* SHORT PROBLEM: Each line that holds the word "established" counts once. Give the total number of such lines and nothing else.

* GIVEN DATA:
######
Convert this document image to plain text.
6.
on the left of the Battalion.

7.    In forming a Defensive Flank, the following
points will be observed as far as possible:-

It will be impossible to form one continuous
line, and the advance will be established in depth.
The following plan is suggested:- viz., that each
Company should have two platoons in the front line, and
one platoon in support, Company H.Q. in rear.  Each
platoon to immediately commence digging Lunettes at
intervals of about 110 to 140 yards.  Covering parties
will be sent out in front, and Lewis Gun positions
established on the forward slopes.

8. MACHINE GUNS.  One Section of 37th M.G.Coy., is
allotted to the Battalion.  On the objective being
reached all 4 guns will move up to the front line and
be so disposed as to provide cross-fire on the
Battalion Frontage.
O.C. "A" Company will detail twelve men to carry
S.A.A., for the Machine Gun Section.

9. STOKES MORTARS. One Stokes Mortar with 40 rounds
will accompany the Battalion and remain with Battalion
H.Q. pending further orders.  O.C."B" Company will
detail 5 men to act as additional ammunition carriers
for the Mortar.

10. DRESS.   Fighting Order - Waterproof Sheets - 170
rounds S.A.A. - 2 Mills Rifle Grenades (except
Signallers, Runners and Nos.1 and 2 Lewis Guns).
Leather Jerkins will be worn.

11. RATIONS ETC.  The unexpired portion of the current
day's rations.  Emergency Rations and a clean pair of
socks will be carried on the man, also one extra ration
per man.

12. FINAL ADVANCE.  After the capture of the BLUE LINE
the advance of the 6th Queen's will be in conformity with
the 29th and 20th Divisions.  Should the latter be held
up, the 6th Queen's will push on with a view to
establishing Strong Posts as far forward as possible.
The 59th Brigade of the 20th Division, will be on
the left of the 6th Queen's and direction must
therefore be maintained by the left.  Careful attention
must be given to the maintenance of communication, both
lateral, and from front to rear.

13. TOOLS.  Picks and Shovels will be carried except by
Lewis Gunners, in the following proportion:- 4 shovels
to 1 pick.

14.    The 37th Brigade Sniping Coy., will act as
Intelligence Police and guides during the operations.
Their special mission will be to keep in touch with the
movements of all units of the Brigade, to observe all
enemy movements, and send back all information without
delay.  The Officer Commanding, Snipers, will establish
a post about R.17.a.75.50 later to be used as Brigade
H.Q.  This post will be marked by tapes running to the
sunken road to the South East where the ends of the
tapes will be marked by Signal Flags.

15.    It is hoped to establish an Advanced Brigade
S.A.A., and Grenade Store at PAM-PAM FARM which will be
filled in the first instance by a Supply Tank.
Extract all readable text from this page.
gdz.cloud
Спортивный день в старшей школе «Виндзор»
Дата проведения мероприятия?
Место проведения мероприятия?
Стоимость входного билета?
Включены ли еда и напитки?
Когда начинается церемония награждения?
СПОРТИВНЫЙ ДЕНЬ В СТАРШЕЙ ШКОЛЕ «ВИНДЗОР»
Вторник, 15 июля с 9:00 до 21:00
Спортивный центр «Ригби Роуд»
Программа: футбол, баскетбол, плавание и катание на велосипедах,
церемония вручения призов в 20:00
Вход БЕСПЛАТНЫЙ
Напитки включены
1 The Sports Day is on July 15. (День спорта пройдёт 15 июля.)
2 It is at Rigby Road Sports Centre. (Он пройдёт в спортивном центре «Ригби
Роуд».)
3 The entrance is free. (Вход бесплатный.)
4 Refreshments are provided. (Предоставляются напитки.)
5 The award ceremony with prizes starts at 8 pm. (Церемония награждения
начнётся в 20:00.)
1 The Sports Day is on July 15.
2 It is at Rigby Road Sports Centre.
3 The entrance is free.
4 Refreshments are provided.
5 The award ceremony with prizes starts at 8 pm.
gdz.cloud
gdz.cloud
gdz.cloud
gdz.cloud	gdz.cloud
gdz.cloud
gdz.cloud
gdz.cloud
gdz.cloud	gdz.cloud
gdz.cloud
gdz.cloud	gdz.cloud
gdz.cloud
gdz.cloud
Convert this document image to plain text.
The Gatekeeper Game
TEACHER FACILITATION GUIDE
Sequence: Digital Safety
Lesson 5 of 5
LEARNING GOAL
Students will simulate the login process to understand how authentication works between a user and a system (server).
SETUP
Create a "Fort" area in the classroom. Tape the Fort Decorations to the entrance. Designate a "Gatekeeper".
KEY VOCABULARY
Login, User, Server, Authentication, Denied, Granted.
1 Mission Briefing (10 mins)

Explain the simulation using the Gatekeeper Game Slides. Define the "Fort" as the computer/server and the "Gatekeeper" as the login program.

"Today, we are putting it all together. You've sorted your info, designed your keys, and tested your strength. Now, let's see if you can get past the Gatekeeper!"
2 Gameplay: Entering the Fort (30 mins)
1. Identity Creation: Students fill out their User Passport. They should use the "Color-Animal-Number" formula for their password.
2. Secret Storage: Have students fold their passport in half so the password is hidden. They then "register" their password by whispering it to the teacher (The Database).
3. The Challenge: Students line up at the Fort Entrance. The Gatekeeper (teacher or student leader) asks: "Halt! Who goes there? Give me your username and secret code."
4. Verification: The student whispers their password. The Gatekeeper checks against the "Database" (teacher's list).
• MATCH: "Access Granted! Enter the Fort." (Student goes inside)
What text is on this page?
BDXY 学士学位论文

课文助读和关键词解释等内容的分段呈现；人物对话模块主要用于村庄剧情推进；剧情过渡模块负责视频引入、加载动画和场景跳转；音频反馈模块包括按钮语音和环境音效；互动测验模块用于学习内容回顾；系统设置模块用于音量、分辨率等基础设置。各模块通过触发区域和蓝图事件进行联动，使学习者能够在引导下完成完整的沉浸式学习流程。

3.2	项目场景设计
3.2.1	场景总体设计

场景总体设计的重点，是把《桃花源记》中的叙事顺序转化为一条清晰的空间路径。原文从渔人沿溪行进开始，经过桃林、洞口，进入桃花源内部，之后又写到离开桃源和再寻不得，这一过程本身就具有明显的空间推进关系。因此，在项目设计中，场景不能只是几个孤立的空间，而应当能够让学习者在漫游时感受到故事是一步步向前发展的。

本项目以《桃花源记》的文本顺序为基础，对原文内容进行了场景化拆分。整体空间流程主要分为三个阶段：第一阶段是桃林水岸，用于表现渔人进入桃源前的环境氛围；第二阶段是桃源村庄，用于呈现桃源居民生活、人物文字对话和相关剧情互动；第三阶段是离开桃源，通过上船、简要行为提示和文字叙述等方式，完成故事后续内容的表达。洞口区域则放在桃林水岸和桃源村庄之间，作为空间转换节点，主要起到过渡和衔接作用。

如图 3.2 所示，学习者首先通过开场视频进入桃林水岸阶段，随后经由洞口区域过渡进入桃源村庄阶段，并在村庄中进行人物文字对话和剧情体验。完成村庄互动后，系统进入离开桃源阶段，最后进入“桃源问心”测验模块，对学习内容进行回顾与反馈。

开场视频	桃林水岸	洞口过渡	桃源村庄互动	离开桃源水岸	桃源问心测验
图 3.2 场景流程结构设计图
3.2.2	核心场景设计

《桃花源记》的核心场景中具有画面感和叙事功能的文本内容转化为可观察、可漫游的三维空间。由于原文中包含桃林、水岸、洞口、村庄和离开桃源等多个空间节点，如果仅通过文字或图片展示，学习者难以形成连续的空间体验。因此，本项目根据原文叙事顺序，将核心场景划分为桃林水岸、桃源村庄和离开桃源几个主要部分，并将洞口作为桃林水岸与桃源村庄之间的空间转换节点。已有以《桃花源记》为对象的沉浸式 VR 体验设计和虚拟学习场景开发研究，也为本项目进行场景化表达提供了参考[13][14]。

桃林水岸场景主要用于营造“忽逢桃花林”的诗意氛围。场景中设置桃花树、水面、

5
######
* OUTPUT: 2